**THE EXERCISE**. Every record that follows must be duplicated exactly, with images left out.

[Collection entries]
================

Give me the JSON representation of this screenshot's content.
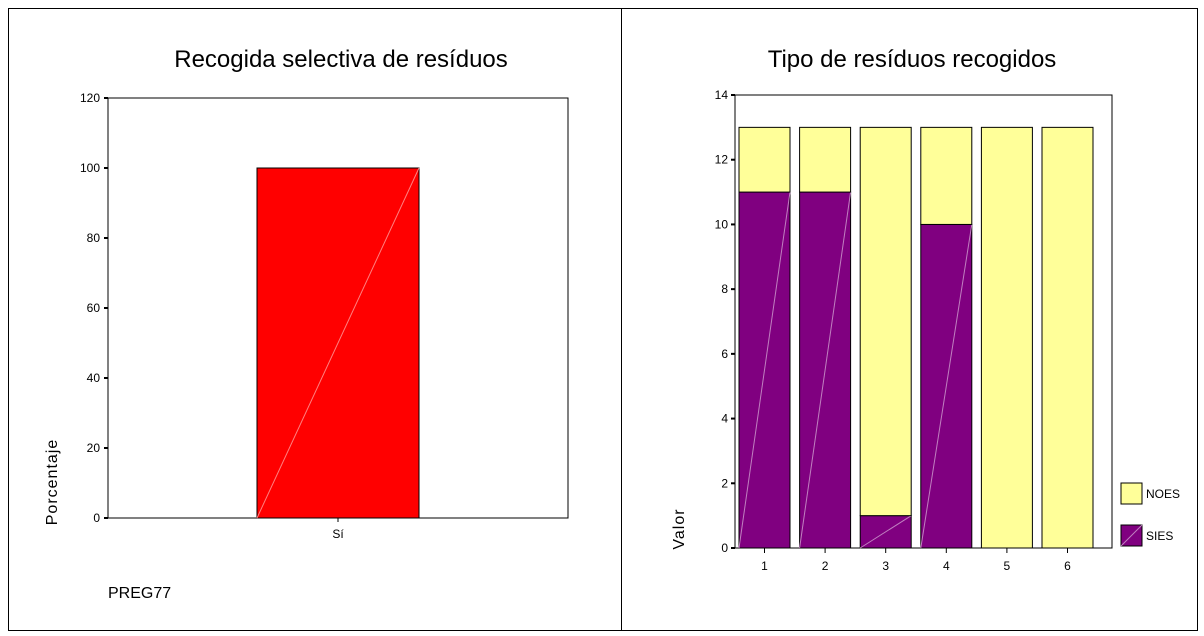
{
  "chart_data": [
    {
      "type": "bar",
      "title": "Recogida selectiva de resíduos",
      "categories": [
        "Sí"
      ],
      "values": [
        100
      ],
      "ylabel": "Porcentaje",
      "xlabel": "PREG77",
      "ylim": [
        0,
        120
      ],
      "yticks": [
        0,
        20,
        40,
        60,
        80,
        100,
        120
      ],
      "bar_color": "#ff0000"
    },
    {
      "type": "bar",
      "stacked": true,
      "title": "Tipo de resíduos recogidos",
      "categories": [
        "1",
        "2",
        "3",
        "4",
        "5",
        "6"
      ],
      "ylabel": "Valor",
      "ylim": [
        0,
        14
      ],
      "yticks": [
        0,
        2,
        4,
        6,
        8,
        10,
        12,
        14
      ],
      "legend_position": "right",
      "series": [
        {
          "name": "SIES",
          "values": [
            11,
            11,
            1,
            10,
            0,
            0
          ],
          "color": "#800080"
        },
        {
          "name": "NOES",
          "values": [
            2,
            2,
            12,
            3,
            13,
            13
          ],
          "color": "#ffff99"
        }
      ]
    }
  ]
}
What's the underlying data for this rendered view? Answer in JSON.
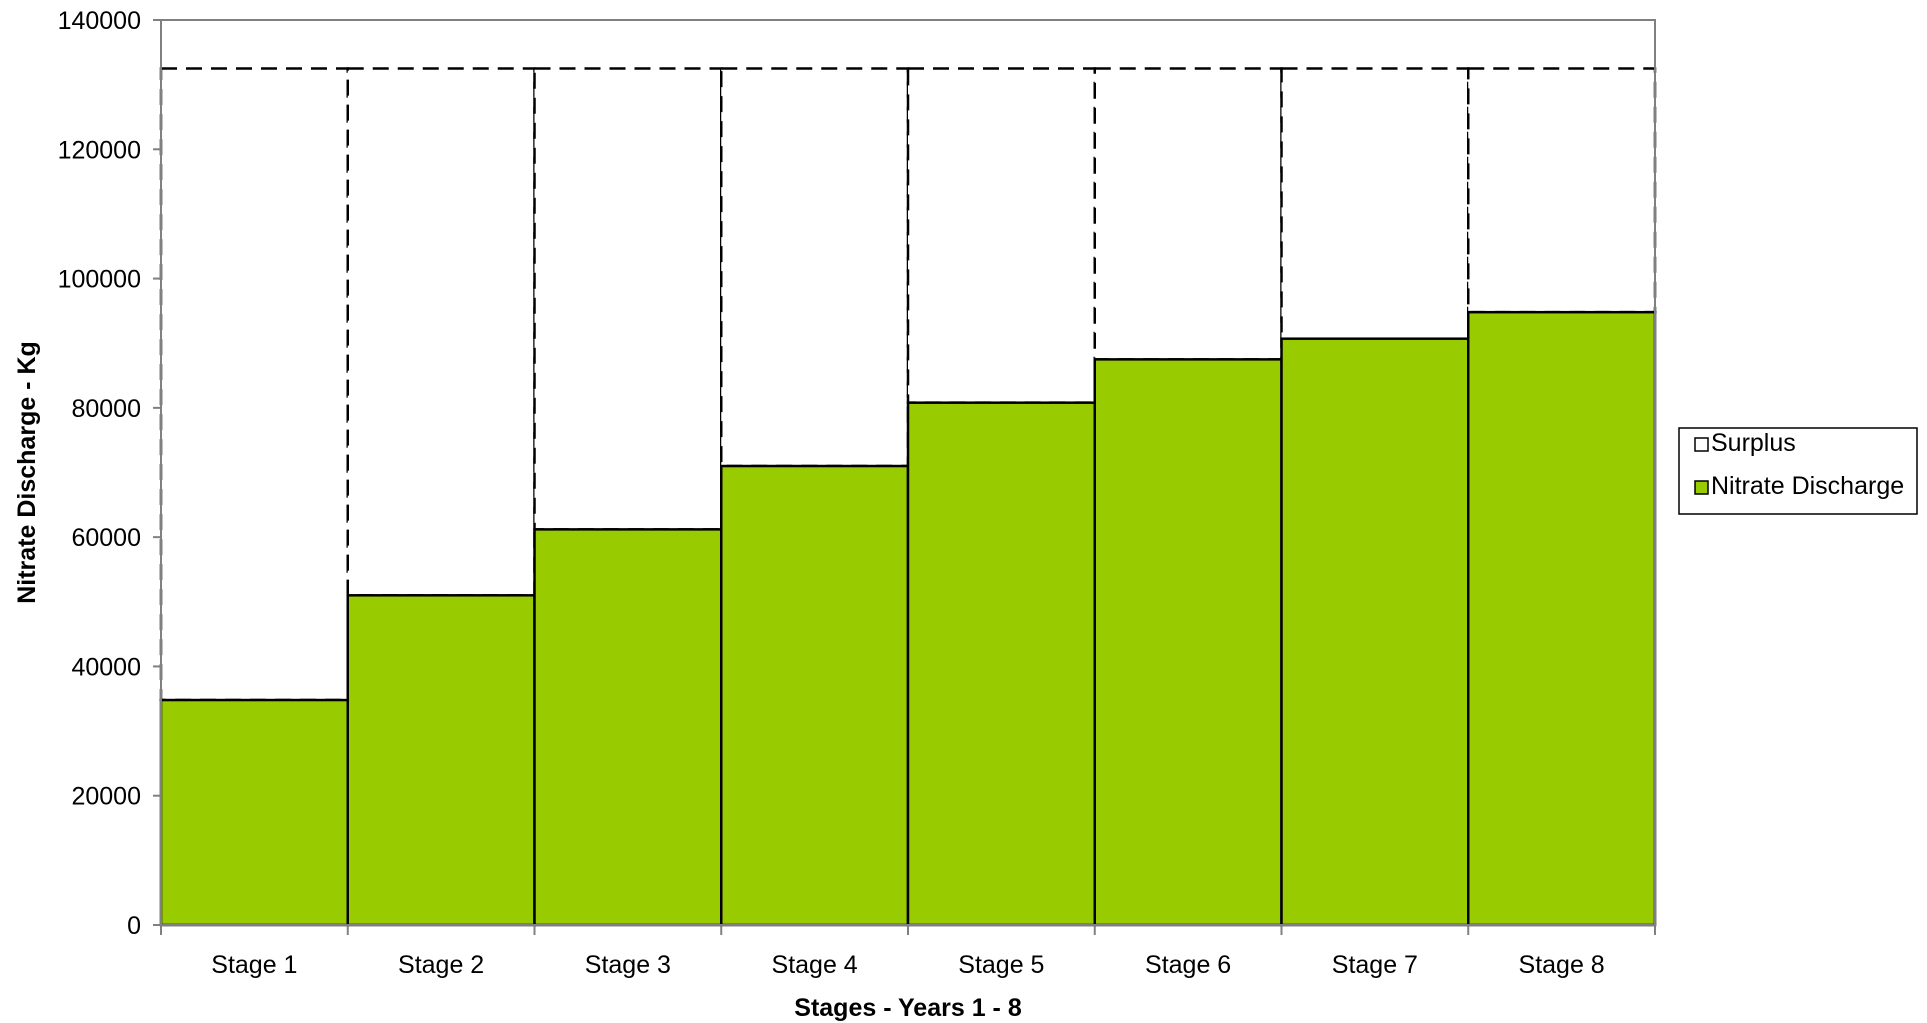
{
  "chart_data": {
    "type": "bar",
    "stacked": true,
    "title": "",
    "xlabel": "Stages - Years 1 - 8",
    "ylabel": "Nitrate Discharge - Kg",
    "ylim": [
      0,
      140000
    ],
    "yticks": [
      0,
      20000,
      40000,
      60000,
      80000,
      100000,
      120000,
      140000
    ],
    "grid": false,
    "legend_position": "right",
    "categories": [
      "Stage 1",
      "Stage 2",
      "Stage 3",
      "Stage 4",
      "Stage 5",
      "Stage 6",
      "Stage 7",
      "Stage 8"
    ],
    "series": [
      {
        "name": "Nitrate Discharge",
        "color": "#99CC00",
        "values": [
          34800,
          51000,
          61200,
          71000,
          80800,
          87500,
          90700,
          94800
        ]
      },
      {
        "name": "Surplus",
        "color": "#FFFFFF",
        "border": "dashed",
        "values": [
          97700,
          81500,
          71300,
          61500,
          51700,
          45000,
          41800,
          37700
        ]
      }
    ],
    "legend": [
      "Surplus",
      "Nitrate Discharge"
    ]
  }
}
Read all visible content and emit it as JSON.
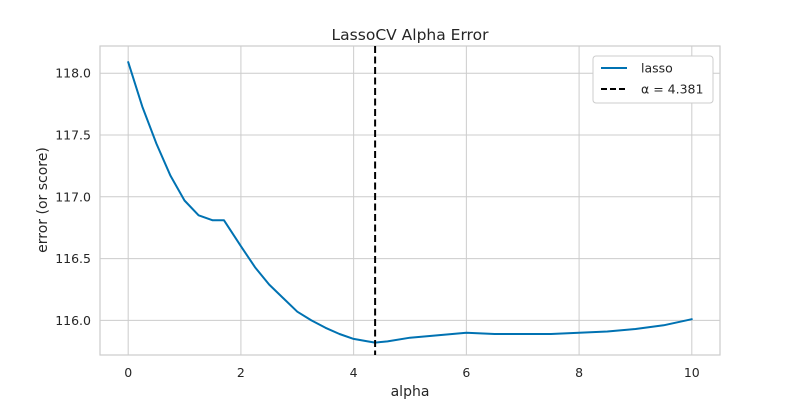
{
  "chart_data": {
    "type": "line",
    "title": "LassoCV Alpha Error",
    "xlabel": "alpha",
    "ylabel": "error (or score)",
    "xlim": [
      -0.5,
      10.5
    ],
    "ylim": [
      115.72,
      118.22
    ],
    "x_ticks": [
      0,
      2,
      4,
      6,
      8,
      10
    ],
    "x_tick_labels": [
      "0",
      "2",
      "4",
      "6",
      "8",
      "10"
    ],
    "y_ticks": [
      116.0,
      116.5,
      117.0,
      117.5,
      118.0
    ],
    "y_tick_labels": [
      "116.0",
      "116.5",
      "117.0",
      "117.5",
      "118.0"
    ],
    "grid": true,
    "legend_position": "top-right",
    "series": [
      {
        "name": "lasso",
        "color": "#0072b2",
        "x": [
          0,
          0.25,
          0.5,
          0.75,
          1.0,
          1.25,
          1.5,
          1.7,
          2.0,
          2.25,
          2.5,
          2.75,
          3.0,
          3.25,
          3.5,
          3.75,
          4.0,
          4.25,
          4.38,
          4.6,
          5.0,
          5.5,
          6.0,
          6.5,
          7.0,
          7.5,
          8.0,
          8.5,
          9.0,
          9.5,
          10.0
        ],
        "y": [
          118.09,
          117.73,
          117.43,
          117.17,
          116.97,
          116.85,
          116.81,
          116.81,
          116.6,
          116.43,
          116.29,
          116.18,
          116.07,
          116.0,
          115.94,
          115.89,
          115.85,
          115.83,
          115.82,
          115.83,
          115.86,
          115.88,
          115.9,
          115.89,
          115.89,
          115.89,
          115.9,
          115.91,
          115.93,
          115.96,
          116.01
        ]
      }
    ],
    "vline": {
      "x": 4.381,
      "label": "α = 4.381",
      "color": "#000000",
      "style": "dashed"
    }
  }
}
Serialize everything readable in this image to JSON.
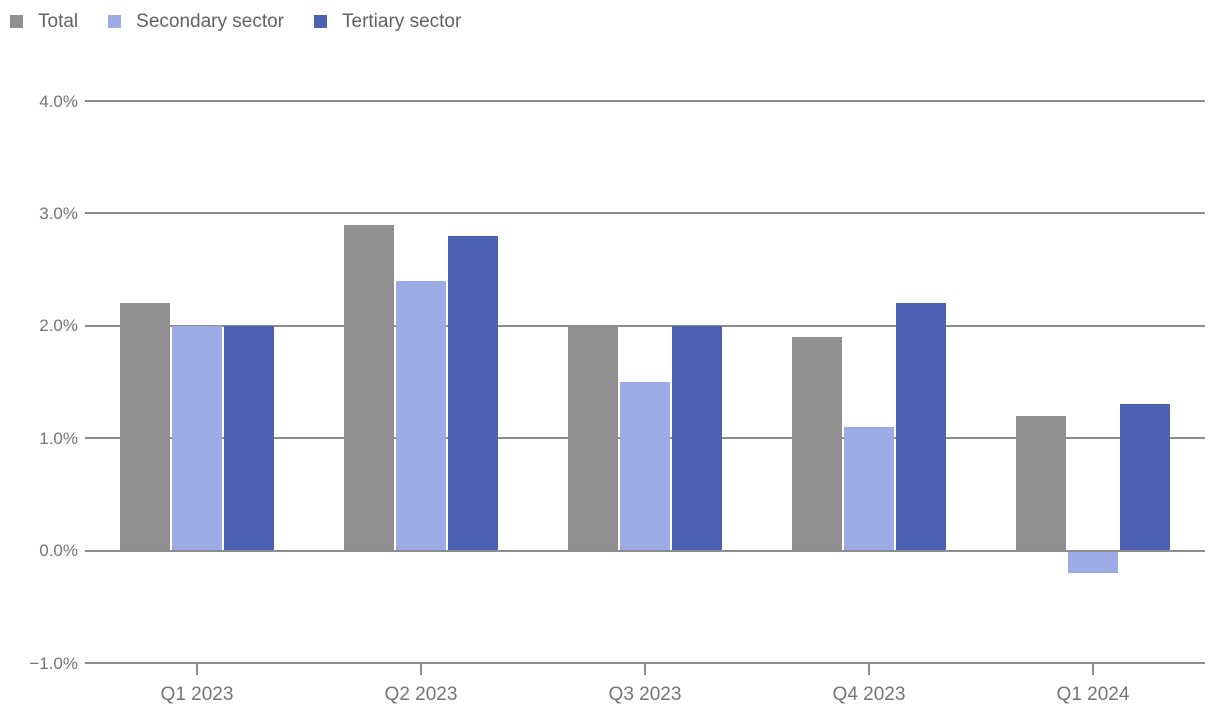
{
  "chart_data": {
    "type": "bar",
    "title": "",
    "categories": [
      "Q1 2023",
      "Q2 2023",
      "Q3 2023",
      "Q4 2023",
      "Q1 2024"
    ],
    "series": [
      {
        "name": "Total",
        "color": "#8f8f8f",
        "values": [
          2.2,
          2.9,
          2.0,
          1.9,
          1.2
        ]
      },
      {
        "name": "Secondary sector",
        "color": "#9dabe5",
        "values": [
          2.0,
          2.4,
          1.5,
          1.1,
          -0.2
        ]
      },
      {
        "name": "Tertiary sector",
        "color": "#4b62b2",
        "values": [
          2.0,
          2.8,
          2.0,
          2.2,
          1.3
        ]
      }
    ],
    "y_axis": {
      "unit": "%",
      "ylim": [
        -1,
        4
      ],
      "tick_values": [
        4,
        3,
        2,
        1,
        0,
        -1
      ],
      "tick_labels": [
        "4.0%",
        "3.0%",
        "2.0%",
        "1.0%",
        "0.0%",
        "−1.0%"
      ]
    },
    "grid": true,
    "legend_position": "top-left",
    "colors": {
      "gridline": "#8d8d8d",
      "axis_text": "#757575",
      "legend_text": "#616161",
      "background": "#ffffff"
    }
  }
}
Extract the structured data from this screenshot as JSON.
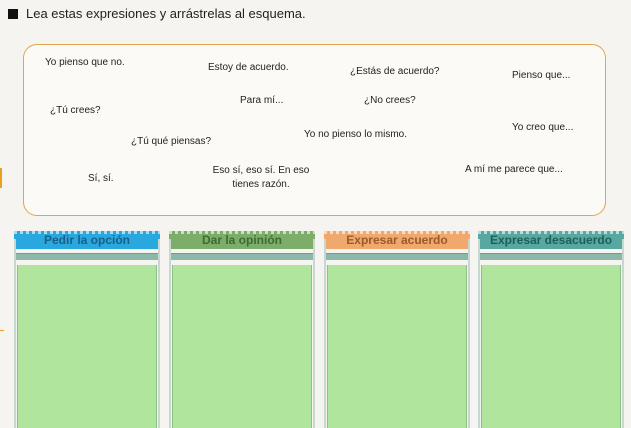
{
  "instruction": "Lea estas expresiones y arrástrelas al esquema.",
  "expressions": [
    "Yo pienso que no.",
    "Estoy de acuerdo.",
    "¿Estás de acuerdo?",
    "Pienso que...",
    "¿Tú crees?",
    "Para mí...",
    "¿No crees?",
    "¿Tú qué piensas?",
    "Yo no pienso lo mismo.",
    "Yo creo que...",
    "Sí, sí.",
    "Eso sí, eso sí. En eso tienes razón.",
    "A mí me parece que..."
  ],
  "columns": [
    {
      "label": "Pedir la opción",
      "header_color": "#29a8e0",
      "text_color": "#1b5f86"
    },
    {
      "label": "Dar la opinión",
      "header_color": "#7cae6a",
      "text_color": "#3d6b34"
    },
    {
      "label": "Expresar acuerdo",
      "header_color": "#f0a86c",
      "text_color": "#9a5a2a"
    },
    {
      "label": "Expresar desacuerdo",
      "header_color": "#56a8a0",
      "text_color": "#1f5f59"
    }
  ]
}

================

**ANSWER**.
Give me the JSON representation of this screenshot's content.
{
  "chart_data": [
    {
      "type": "bar",
      "title": "Recogida selectiva de resíduos",
      "categories": [
        "Sí"
      ],
      "values": [
        100
      ],
      "ylabel": "Porcentaje",
      "xlabel": "PREG77",
      "ylim": [
        0,
        120
      ],
      "yticks": [
        0,
        20,
        40,
        60,
        80,
        100,
        120
      ],
      "bar_color": "#ff0000"
    },
    {
      "type": "bar",
      "stacked": true,
      "title": "Tipo de resíduos recogidos",
      "categories": [
        "1",
        "2",
        "3",
        "4",
        "5",
        "6"
      ],
      "ylabel": "Valor",
      "ylim": [
        0,
        14
      ],
      "yticks": [
        0,
        2,
        4,
        6,
        8,
        10,
        12,
        14
      ],
      "legend_position": "right",
      "series": [
        {
          "name": "SIES",
          "values": [
            11,
            11,
            1,
            10,
            0,
            0
          ],
          "color": "#800080"
        },
        {
          "name": "NOES",
          "values": [
            2,
            2,
            12,
            3,
            13,
            13
          ],
          "color": "#ffff99"
        }
      ]
    }
  ]
}
What's the underlying data for this rendered view? Answer in JSON.
{
  "chart_data": {
    "type": "bar",
    "stacked": true,
    "title": "",
    "xlabel": "Stages - Years 1 - 8",
    "ylabel": "Nitrate Discharge - Kg",
    "ylim": [
      0,
      140000
    ],
    "yticks": [
      0,
      20000,
      40000,
      60000,
      80000,
      100000,
      120000,
      140000
    ],
    "grid": false,
    "legend_position": "right",
    "categories": [
      "Stage 1",
      "Stage 2",
      "Stage 3",
      "Stage 4",
      "Stage 5",
      "Stage 6",
      "Stage 7",
      "Stage 8"
    ],
    "series": [
      {
        "name": "Nitrate Discharge",
        "color": "#99CC00",
        "values": [
          34800,
          51000,
          61200,
          71000,
          80800,
          87500,
          90700,
          94800
        ]
      },
      {
        "name": "Surplus",
        "color": "#FFFFFF",
        "border": "dashed",
        "values": [
          97700,
          81500,
          71300,
          61500,
          51700,
          45000,
          41800,
          37700
        ]
      }
    ],
    "legend": [
      "Surplus",
      "Nitrate Discharge"
    ]
  }
}
Read all visible content and emit it as JSON.
{
  "chart_data": {
    "type": "line",
    "title": "LassoCV Alpha Error",
    "xlabel": "alpha",
    "ylabel": "error (or score)",
    "xlim": [
      -0.5,
      10.5
    ],
    "ylim": [
      115.72,
      118.22
    ],
    "x_ticks": [
      0,
      2,
      4,
      6,
      8,
      10
    ],
    "x_tick_labels": [
      "0",
      "2",
      "4",
      "6",
      "8",
      "10"
    ],
    "y_ticks": [
      116.0,
      116.5,
      117.0,
      117.5,
      118.0
    ],
    "y_tick_labels": [
      "116.0",
      "116.5",
      "117.0",
      "117.5",
      "118.0"
    ],
    "grid": true,
    "legend_position": "top-right",
    "series": [
      {
        "name": "lasso",
        "color": "#0072b2",
        "x": [
          0,
          0.25,
          0.5,
          0.75,
          1.0,
          1.25,
          1.5,
          1.7,
          2.0,
          2.25,
          2.5,
          2.75,
          3.0,
          3.25,
          3.5,
          3.75,
          4.0,
          4.25,
          4.38,
          4.6,
          5.0,
          5.5,
          6.0,
          6.5,
          7.0,
          7.5,
          8.0,
          8.5,
          9.0,
          9.5,
          10.0
        ],
        "y": [
          118.09,
          117.73,
          117.43,
          117.17,
          116.97,
          116.85,
          116.81,
          116.81,
          116.6,
          116.43,
          116.29,
          116.18,
          116.07,
          116.0,
          115.94,
          115.89,
          115.85,
          115.83,
          115.82,
          115.83,
          115.86,
          115.88,
          115.9,
          115.89,
          115.89,
          115.89,
          115.9,
          115.91,
          115.93,
          115.96,
          116.01
        ]
      }
    ],
    "vline": {
      "x": 4.381,
      "label": "α = 4.381",
      "color": "#000000",
      "style": "dashed"
    }
  }
}
Serialize everything readable in this image to JSON.
{
  "chart_data": {
    "type": "bar",
    "title": "",
    "categories": [
      "Q1 2023",
      "Q2 2023",
      "Q3 2023",
      "Q4 2023",
      "Q1 2024"
    ],
    "series": [
      {
        "name": "Total",
        "color": "#8f8f8f",
        "values": [
          2.2,
          2.9,
          2.0,
          1.9,
          1.2
        ]
      },
      {
        "name": "Secondary sector",
        "color": "#9dabe5",
        "values": [
          2.0,
          2.4,
          1.5,
          1.1,
          -0.2
        ]
      },
      {
        "name": "Tertiary sector",
        "color": "#4b62b2",
        "values": [
          2.0,
          2.8,
          2.0,
          2.2,
          1.3
        ]
      }
    ],
    "y_axis": {
      "unit": "%",
      "ylim": [
        -1,
        4
      ],
      "tick_values": [
        4,
        3,
        2,
        1,
        0,
        -1
      ],
      "tick_labels": [
        "4.0%",
        "3.0%",
        "2.0%",
        "1.0%",
        "0.0%",
        "−1.0%"
      ]
    },
    "grid": true,
    "legend_position": "top-left",
    "colors": {
      "gridline": "#8d8d8d",
      "axis_text": "#757575",
      "legend_text": "#616161",
      "background": "#ffffff"
    }
  }
}
Extract the structured data from this screenshot as JSON.
{
  "instruction": "Lea estas expresiones y arrástrelas al esquema.",
  "expressions": [
    "Yo pienso que no.",
    "Estoy de acuerdo.",
    "¿Estás de acuerdo?",
    "Pienso que...",
    "¿Tú crees?",
    "Para mí...",
    "¿No crees?",
    "¿Tú qué piensas?",
    "Yo no pienso lo mismo.",
    "Yo creo que...",
    "Sí, sí.",
    "Eso sí, eso sí. En eso tienes razón.",
    "A mí me parece que..."
  ],
  "columns": [
    {
      "label": "Pedir la opción",
      "header_color": "#29a8e0",
      "text_color": "#1b5f86"
    },
    {
      "label": "Dar la opinión",
      "header_color": "#7cae6a",
      "text_color": "#3d6b34"
    },
    {
      "label": "Expresar acuerdo",
      "header_color": "#f0a86c",
      "text_color": "#9a5a2a"
    },
    {
      "label": "Expresar desacuerdo",
      "header_color": "#56a8a0",
      "text_color": "#1f5f59"
    }
  ]
}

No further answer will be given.